__Excerpted text__:
- - - -

I think the word I would use to best describe the apartment market is “political.”
While apartments continue to dominate the real estate investment landscape in terms of demand, pricing and performance, local political leaders continue to allow the narrative to be around regulatory changes instead of ways to increase the supply of rental housing — or housing, period. There seems to be a sentiment floating around that providers of rental housing are the cause of the housing crisis, when in fact, the whole problem is a housing shortage.
Examples abound with unincorporated Marin County implementing mandatory mediation and just-cause eviction ordinances. Now, Sebastopol, Healdsburg, Santa Rosa and San Rafael either are considering or actually are implementing some form of rent or operational regulation. Today’s apartment investor — and broker for that matter — better be prepared to fight to protect their rights to operate without some form of government intervention.

- - - -

[Dataset items]
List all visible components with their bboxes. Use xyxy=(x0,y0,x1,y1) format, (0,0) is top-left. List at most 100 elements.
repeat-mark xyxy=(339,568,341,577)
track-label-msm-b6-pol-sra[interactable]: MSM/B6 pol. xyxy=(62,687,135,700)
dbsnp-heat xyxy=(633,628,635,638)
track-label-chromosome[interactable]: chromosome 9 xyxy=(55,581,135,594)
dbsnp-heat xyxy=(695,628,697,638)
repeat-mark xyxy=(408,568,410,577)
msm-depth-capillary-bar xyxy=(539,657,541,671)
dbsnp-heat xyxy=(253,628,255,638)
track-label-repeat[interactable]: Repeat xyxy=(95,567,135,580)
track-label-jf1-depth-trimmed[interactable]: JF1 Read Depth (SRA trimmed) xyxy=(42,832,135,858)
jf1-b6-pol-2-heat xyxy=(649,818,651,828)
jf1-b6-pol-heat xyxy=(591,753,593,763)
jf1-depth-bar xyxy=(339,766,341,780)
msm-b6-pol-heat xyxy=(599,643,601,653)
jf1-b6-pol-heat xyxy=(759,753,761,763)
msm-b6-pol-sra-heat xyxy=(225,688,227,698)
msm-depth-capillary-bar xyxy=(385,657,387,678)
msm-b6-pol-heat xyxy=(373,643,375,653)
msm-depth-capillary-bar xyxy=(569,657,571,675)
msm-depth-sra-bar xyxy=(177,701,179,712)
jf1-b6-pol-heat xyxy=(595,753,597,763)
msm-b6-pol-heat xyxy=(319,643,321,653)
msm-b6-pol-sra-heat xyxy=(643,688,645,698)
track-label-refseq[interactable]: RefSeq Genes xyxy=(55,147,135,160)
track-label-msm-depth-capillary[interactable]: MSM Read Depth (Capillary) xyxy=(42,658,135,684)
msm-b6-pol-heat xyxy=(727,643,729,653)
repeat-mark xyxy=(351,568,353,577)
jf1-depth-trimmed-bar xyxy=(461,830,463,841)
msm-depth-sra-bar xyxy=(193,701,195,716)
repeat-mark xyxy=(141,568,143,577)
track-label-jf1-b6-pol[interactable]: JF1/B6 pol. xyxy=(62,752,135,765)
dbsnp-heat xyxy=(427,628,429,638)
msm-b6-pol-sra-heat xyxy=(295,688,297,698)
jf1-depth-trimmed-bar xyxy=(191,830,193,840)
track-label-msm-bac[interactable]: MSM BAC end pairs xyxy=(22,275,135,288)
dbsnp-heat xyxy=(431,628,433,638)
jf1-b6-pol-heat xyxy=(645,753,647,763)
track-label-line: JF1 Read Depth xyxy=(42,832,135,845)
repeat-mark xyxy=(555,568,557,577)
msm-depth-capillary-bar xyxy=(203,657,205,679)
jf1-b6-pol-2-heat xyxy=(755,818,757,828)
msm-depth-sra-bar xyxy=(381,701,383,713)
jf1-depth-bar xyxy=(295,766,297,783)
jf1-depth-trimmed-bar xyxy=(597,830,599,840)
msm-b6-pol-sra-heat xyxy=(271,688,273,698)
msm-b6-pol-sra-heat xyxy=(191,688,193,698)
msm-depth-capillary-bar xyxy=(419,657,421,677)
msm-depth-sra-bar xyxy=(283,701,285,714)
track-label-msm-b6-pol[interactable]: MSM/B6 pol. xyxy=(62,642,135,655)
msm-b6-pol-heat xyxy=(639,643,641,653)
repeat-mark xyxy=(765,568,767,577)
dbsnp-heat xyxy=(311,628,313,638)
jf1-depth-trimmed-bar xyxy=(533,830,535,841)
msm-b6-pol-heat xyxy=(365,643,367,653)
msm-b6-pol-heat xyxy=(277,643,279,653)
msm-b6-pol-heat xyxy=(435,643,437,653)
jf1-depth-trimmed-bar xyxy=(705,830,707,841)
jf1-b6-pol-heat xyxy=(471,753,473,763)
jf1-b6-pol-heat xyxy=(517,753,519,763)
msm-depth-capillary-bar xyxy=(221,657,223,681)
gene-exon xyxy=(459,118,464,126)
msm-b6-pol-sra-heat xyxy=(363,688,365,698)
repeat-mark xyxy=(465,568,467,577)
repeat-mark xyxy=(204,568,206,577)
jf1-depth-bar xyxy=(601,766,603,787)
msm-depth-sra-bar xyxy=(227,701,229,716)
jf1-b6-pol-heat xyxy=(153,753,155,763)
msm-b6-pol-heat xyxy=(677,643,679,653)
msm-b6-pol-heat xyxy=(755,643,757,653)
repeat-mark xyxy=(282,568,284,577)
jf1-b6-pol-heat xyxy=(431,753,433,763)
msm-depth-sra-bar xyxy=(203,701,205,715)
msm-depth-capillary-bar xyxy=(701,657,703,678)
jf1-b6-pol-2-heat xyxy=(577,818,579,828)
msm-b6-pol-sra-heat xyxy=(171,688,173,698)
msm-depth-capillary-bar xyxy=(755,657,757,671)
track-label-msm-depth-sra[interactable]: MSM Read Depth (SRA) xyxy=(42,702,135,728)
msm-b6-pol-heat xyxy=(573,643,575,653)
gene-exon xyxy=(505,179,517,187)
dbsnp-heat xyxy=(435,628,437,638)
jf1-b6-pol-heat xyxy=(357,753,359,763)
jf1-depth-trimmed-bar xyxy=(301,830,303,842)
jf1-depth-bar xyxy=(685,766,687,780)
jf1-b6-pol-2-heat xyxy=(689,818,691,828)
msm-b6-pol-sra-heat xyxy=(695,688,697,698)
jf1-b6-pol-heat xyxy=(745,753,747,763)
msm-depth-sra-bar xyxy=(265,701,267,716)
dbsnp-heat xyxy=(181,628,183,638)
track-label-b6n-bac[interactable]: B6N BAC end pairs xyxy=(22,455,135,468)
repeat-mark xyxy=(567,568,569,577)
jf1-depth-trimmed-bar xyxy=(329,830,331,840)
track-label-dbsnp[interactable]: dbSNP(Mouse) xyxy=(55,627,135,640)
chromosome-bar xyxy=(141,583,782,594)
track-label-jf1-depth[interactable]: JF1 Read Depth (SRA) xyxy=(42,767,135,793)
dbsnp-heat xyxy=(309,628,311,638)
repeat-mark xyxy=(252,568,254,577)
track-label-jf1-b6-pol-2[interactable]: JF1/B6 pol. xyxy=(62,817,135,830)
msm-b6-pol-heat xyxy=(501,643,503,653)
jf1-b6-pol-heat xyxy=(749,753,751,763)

- - - -

__Using the information__:
**1)** Translate this sentence from the text on the apartment market into Spanish: "I think the word I would use to best describe the apartment market is “political.”"
**2)** Write the next part of the text on the apartment market, picking up after its last sentence.

__Responses for each task__:
**1)** Creo que la palabra que usaría para describir mejor el mercado de apartamentos es «político».

**2)**
Our annual rent survey of 12,000 Sonoma County apartments comes out in mid-April, so we don’t have that data yet, but Sonoma County rents have settled down to a low-single-digit annual increase. As of October 2018, annual rent growth was 4 percent, and vacancy was 4 percent. My sense is that annual rent growth is in the 3 percent range, and vacancy remains at 4 percent.
Every other economic sector would be ecstatic with these results, and I can tell you that nobody I know in the apartment business is complaining. But this trend demonstrates an overall stabilizing in this sector.
Overall, pricing has remained strong, and inventory has been typically tight in the North Bay. In the 12 months leading up to March 1, there were 28 sales of six-plus-unit properties, down from 37 the year prior. Total sale volume was up year over year, at $308 million, and price per unit settled in at just over $250,000. Capitalization rates averaged 5.1 percent, and price per square foot was $350.
Our most recent data show completion of 871 units countywide, with approvals for another 1,300 units and proposals for an additional 1,434. A strong market has “greased the wheels,” and municipalities such as Petaluma, Santa Rosa and Windsor are paving the way with an improved approval process. Rohnert Park will see hundreds of new units when the State Farm campus redevelopment, called Station Avenue, is completed.
In 2019, apartment rents will continue to stabilize. I expect single-digit rent increases countywide. Slow sales activity should pick up as pent-up inventory is released.
What would cause this?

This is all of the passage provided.